Set problem:
Collect each line containing "title".
begin Data supplied
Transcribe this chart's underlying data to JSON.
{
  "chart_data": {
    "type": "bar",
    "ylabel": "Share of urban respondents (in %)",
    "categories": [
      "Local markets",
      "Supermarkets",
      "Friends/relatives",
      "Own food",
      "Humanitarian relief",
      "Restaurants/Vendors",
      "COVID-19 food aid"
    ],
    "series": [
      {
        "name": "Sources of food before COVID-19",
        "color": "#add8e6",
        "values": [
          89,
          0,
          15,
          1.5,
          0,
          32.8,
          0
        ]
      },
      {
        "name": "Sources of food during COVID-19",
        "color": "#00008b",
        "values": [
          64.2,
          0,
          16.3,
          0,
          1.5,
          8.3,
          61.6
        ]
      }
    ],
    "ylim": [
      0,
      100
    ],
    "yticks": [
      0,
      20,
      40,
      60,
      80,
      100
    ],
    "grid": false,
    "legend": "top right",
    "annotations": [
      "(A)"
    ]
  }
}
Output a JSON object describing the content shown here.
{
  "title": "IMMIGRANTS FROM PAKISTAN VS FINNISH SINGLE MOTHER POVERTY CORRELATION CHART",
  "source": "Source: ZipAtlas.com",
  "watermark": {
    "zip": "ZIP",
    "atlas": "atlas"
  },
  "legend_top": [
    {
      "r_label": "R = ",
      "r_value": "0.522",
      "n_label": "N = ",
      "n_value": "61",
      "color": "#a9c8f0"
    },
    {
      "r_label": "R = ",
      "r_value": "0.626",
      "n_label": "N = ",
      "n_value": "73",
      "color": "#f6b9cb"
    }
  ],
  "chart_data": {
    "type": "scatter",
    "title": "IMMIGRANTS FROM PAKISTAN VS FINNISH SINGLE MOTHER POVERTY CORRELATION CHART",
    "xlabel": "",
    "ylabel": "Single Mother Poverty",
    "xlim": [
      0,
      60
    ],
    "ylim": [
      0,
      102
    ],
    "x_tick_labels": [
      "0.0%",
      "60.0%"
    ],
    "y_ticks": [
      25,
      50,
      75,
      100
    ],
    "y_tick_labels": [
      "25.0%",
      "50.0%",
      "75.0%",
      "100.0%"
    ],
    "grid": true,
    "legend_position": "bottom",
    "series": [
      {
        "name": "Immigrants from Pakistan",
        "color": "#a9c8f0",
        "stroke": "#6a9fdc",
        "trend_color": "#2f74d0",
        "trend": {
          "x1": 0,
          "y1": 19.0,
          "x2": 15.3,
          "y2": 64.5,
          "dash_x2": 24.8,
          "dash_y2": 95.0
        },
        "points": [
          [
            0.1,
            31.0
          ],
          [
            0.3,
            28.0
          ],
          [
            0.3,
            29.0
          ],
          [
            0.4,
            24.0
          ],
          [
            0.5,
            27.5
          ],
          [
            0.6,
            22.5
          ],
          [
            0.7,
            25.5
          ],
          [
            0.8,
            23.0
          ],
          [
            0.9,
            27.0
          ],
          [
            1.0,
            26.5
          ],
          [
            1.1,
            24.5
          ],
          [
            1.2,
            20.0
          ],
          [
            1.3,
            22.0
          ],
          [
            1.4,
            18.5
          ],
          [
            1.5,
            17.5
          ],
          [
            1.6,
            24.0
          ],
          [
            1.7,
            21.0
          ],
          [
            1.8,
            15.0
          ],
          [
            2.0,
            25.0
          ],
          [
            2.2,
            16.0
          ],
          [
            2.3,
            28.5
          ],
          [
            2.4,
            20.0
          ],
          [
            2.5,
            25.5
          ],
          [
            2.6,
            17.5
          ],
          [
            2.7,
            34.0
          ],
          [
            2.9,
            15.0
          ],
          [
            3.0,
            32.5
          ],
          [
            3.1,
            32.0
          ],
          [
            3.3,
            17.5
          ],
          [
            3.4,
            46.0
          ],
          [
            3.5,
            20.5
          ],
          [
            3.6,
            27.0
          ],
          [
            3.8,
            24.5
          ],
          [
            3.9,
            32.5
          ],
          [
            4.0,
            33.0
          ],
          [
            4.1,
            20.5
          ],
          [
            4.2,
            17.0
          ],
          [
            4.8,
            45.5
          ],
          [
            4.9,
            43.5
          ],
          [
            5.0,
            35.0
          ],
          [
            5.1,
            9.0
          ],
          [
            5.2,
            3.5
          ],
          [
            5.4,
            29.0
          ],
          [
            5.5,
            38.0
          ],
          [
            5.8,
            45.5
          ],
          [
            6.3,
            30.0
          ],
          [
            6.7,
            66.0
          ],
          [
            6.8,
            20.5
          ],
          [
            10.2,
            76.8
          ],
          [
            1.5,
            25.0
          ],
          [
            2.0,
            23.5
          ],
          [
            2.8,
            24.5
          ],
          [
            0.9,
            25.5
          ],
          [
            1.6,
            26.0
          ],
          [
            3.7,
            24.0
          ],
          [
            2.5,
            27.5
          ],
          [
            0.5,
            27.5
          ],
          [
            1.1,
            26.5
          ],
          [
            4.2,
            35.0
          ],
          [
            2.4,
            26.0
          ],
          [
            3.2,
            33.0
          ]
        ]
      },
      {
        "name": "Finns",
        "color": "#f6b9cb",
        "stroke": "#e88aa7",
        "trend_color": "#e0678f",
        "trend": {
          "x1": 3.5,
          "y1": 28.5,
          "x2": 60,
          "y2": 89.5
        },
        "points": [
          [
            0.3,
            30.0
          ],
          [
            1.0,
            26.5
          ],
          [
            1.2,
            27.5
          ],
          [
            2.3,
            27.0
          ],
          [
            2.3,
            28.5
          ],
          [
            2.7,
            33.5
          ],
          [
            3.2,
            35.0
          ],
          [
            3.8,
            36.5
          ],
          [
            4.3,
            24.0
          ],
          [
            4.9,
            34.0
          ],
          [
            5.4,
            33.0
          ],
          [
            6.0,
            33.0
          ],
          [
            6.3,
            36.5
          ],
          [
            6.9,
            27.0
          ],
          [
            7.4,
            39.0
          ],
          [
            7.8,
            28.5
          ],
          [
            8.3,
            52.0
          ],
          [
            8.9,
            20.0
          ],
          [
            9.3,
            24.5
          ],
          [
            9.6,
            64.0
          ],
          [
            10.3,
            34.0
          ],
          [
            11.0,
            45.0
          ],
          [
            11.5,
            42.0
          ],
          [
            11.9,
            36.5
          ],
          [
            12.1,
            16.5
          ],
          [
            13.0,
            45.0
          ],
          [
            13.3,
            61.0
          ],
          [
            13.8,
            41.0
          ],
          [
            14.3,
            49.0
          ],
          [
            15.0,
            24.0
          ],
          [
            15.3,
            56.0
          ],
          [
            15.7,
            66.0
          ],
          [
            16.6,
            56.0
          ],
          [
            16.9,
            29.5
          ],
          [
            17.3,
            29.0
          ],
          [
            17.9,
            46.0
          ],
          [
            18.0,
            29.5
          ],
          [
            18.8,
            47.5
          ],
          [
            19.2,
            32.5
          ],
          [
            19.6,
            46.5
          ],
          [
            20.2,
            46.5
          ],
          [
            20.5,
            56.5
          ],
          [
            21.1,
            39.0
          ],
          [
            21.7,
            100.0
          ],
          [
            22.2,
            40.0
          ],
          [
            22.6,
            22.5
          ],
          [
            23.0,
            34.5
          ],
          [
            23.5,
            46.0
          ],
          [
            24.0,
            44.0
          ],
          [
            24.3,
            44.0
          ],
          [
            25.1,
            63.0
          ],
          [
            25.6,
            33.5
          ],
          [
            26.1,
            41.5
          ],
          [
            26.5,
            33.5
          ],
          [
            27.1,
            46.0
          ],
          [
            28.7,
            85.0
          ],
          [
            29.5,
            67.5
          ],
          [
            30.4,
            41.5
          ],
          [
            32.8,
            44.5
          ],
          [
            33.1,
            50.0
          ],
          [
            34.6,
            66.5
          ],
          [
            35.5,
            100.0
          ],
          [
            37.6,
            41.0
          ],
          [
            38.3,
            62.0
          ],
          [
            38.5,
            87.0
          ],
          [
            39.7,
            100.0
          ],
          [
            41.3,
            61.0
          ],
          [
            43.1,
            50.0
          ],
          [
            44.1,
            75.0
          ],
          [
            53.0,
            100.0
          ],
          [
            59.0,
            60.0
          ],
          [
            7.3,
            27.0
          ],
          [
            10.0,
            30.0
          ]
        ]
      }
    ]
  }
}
end Data supplied
Finished task:
  "title": "IMMIGRANTS FROM PAKISTAN VS FINNISH SINGLE MOTHER POVERTY CORRELATION CHART",
    "title": "IMMIGRANTS FROM PAKISTAN VS FINNISH SINGLE MOTHER POVERTY CORRELATION CHART",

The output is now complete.